A run of records
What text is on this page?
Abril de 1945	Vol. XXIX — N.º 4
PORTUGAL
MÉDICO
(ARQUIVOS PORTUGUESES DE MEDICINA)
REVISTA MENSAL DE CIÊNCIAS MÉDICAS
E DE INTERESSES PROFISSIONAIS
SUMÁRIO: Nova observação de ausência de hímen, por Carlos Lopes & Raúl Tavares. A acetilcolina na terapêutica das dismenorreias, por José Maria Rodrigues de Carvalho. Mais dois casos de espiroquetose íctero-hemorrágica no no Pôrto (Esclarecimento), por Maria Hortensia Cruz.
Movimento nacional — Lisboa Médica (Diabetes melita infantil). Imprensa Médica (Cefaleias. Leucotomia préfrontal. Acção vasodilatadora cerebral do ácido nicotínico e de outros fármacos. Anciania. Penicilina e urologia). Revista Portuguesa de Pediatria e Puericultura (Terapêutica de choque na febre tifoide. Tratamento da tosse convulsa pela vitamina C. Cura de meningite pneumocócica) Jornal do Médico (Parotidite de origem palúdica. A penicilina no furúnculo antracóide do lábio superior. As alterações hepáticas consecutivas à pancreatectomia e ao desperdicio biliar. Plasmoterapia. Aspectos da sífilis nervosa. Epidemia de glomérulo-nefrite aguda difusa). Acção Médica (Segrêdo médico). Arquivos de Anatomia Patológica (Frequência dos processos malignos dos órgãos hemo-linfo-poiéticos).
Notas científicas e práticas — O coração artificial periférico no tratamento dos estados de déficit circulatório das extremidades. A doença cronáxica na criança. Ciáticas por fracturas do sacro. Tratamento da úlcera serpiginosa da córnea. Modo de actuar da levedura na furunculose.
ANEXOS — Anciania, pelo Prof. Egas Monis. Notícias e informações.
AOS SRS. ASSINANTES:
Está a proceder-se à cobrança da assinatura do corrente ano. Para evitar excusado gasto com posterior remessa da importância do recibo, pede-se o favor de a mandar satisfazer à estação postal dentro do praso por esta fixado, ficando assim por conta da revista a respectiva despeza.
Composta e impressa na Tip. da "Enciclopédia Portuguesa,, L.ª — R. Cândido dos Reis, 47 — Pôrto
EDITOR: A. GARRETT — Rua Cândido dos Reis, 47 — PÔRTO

• **WHAT YOU HAVE TO DO**: Copy out every line of the material above that mentions the word "Reis".

• **ANSWER FOR THE TASK**:
Composta e impressa na Tip. da "Enciclopédia Portuguesa,, L.ª — R. Cândido dos Reis, 47 — Pôrto
EDITOR: A. GARRETT — Rua Cândido dos Reis, 47 — PÔRTO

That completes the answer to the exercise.